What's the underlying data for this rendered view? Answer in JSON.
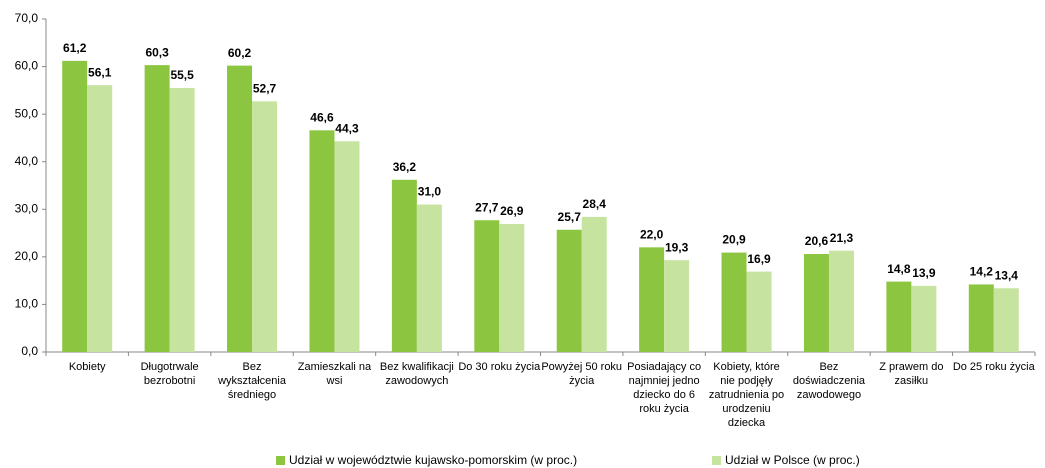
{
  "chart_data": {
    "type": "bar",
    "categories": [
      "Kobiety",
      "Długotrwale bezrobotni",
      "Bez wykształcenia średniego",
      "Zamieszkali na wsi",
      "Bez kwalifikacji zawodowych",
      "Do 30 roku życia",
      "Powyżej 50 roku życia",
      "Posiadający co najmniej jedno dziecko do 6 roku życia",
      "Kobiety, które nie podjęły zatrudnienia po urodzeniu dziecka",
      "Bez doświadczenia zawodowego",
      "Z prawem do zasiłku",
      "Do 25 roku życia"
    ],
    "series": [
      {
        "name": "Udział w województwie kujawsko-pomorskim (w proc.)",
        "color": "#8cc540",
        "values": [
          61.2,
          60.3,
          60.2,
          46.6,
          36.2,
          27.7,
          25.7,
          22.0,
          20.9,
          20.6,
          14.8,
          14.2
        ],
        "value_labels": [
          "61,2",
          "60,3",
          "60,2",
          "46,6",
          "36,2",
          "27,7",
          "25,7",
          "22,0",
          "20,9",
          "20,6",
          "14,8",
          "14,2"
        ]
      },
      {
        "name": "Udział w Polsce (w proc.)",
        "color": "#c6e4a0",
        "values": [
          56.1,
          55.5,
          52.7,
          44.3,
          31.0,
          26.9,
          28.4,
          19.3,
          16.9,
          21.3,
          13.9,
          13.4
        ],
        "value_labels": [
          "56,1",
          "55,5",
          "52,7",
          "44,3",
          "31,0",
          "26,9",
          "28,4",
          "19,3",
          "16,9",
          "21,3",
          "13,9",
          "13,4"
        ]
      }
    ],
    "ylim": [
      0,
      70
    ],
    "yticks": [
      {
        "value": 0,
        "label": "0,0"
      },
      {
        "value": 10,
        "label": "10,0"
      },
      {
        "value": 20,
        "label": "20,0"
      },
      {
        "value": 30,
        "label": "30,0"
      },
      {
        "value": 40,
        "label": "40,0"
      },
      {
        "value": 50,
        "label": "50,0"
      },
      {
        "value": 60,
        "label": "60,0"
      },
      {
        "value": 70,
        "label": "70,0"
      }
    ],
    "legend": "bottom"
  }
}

----------

■ **Work instructions**:
Return, from the data, each line that has the word "Kobiety" in it.

■ **Task answer**:
      "Kobiety",
      "Kobiety, które nie podjęły zatrudnienia po urodzeniu dziecka",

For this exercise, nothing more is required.